(Stated problem)
Scan the data. Collect each line that contains the word "xlabel".

## Begin Data for this task

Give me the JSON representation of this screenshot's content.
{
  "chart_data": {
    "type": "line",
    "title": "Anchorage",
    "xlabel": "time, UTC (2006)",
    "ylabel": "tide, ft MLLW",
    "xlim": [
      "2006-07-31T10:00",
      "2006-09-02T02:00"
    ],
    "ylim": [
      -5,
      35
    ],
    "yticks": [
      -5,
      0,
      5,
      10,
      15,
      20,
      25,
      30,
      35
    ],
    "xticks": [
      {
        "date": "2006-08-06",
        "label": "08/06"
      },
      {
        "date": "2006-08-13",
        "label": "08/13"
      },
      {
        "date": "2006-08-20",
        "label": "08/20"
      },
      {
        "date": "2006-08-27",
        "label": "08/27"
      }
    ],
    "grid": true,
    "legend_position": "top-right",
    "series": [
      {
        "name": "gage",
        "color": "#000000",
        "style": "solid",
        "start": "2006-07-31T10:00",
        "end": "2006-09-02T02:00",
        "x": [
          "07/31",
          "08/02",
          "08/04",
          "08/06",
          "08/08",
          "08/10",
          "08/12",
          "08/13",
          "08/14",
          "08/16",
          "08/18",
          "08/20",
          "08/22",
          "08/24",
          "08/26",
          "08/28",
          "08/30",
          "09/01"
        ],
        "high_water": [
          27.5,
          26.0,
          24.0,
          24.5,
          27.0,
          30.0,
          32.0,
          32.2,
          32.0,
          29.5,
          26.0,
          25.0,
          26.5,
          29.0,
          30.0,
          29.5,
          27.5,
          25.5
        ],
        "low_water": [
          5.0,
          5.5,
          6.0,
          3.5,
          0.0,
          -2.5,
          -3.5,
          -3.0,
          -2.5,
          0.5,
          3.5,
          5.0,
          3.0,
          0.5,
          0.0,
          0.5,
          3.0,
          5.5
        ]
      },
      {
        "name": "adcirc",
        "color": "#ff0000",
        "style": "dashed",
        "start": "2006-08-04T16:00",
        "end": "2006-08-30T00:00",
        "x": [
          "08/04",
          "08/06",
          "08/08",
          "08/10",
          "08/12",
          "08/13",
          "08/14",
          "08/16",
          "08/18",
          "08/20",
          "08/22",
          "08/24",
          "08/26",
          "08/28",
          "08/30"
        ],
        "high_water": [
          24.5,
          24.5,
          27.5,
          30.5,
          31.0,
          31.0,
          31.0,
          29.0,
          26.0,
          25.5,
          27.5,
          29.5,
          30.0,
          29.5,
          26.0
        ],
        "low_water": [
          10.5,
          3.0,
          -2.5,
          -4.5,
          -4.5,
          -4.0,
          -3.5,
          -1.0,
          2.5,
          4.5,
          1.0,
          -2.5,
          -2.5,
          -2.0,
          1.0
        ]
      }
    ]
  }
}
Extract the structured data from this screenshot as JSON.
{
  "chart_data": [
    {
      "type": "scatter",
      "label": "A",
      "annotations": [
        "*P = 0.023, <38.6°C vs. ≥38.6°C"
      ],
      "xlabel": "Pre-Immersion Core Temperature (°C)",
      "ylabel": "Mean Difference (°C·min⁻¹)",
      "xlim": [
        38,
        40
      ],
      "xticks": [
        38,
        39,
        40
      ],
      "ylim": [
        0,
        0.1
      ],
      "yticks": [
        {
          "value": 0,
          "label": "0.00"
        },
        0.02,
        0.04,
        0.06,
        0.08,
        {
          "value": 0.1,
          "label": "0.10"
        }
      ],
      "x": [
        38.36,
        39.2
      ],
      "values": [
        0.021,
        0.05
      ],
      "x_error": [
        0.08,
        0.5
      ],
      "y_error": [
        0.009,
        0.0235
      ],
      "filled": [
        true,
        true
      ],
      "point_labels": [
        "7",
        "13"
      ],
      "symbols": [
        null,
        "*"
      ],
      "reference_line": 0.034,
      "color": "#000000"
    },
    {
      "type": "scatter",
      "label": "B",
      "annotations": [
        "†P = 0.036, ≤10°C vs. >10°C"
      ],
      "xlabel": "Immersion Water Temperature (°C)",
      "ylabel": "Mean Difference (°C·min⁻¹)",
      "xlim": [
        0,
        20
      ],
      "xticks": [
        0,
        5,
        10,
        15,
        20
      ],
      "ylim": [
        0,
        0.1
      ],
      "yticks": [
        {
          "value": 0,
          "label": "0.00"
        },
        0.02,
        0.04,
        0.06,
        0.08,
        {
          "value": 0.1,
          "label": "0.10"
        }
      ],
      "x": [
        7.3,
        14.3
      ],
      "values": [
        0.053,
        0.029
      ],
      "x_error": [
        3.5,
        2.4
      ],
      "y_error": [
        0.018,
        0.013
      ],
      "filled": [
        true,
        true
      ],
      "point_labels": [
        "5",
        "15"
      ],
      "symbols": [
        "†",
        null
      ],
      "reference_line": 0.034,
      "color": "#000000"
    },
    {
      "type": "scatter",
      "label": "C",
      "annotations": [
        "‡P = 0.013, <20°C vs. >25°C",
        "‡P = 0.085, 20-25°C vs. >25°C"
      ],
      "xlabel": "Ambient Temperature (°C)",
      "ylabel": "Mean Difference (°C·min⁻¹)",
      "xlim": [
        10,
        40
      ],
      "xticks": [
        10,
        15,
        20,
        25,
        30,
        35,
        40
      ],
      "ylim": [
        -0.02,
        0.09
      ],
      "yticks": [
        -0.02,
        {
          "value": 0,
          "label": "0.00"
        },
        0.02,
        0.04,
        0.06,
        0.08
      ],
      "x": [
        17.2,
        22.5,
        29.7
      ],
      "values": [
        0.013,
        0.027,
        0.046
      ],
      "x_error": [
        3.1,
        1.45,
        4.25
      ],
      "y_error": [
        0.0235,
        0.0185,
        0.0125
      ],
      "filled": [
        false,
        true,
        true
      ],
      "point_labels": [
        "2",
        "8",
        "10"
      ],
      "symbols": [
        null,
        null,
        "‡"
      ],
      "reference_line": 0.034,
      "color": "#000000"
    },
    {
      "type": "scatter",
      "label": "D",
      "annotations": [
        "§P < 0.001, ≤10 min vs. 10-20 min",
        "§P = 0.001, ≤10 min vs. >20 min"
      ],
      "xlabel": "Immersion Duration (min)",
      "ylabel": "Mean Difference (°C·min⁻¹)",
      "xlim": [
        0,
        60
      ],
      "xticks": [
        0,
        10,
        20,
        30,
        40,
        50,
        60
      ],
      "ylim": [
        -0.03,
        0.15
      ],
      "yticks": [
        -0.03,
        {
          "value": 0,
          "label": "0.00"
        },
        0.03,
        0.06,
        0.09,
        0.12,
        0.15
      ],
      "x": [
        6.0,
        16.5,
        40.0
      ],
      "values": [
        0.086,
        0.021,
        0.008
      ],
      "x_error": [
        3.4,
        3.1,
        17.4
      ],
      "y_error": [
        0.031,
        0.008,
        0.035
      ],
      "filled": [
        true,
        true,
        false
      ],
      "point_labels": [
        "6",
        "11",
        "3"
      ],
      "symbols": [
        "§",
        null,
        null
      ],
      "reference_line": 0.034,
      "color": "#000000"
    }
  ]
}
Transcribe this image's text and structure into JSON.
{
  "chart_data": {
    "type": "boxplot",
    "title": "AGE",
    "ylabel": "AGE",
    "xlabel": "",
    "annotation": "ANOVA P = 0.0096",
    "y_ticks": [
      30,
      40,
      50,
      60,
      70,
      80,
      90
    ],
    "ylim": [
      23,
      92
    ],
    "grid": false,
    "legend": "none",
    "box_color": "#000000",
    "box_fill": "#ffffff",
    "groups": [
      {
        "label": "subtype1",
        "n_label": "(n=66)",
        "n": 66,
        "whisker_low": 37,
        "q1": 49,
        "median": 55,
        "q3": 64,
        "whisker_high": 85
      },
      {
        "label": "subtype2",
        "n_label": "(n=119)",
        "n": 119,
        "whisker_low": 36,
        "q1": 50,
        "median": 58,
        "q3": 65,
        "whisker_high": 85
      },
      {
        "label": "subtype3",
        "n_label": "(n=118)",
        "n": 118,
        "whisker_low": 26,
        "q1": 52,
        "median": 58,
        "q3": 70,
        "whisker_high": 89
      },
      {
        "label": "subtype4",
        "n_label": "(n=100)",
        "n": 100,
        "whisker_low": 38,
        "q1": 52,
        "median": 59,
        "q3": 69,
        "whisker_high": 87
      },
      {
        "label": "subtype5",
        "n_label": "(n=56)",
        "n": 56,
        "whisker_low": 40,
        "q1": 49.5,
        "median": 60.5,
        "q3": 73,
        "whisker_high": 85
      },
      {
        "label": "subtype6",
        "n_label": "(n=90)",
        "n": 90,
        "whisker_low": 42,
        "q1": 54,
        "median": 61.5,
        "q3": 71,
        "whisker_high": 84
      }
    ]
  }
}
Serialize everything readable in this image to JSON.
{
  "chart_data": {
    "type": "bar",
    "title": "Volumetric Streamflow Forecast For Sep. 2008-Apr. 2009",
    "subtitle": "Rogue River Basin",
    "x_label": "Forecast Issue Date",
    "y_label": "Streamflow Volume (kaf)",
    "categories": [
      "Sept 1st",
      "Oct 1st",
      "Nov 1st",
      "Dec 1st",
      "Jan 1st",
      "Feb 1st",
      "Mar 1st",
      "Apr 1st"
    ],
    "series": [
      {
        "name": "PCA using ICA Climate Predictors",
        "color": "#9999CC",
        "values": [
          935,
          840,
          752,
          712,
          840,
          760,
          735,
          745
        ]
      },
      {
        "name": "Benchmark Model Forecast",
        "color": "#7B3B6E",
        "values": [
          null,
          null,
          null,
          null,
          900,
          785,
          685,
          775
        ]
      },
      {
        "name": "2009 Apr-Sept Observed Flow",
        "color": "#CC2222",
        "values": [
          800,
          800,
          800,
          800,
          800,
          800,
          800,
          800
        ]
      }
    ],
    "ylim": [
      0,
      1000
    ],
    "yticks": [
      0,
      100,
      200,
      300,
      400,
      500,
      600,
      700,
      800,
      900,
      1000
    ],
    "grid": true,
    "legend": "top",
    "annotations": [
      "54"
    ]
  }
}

## End Data for this task

(Full answer)
    "xlabel": "time, UTC (2006)",
      "xlabel": "Pre-Immersion Core Temperature (°C)",
      "xlabel": "Immersion Water Temperature (°C)",
      "xlabel": "Ambient Temperature (°C)",
      "xlabel": "Immersion Duration (min)",
    "xlabel": "",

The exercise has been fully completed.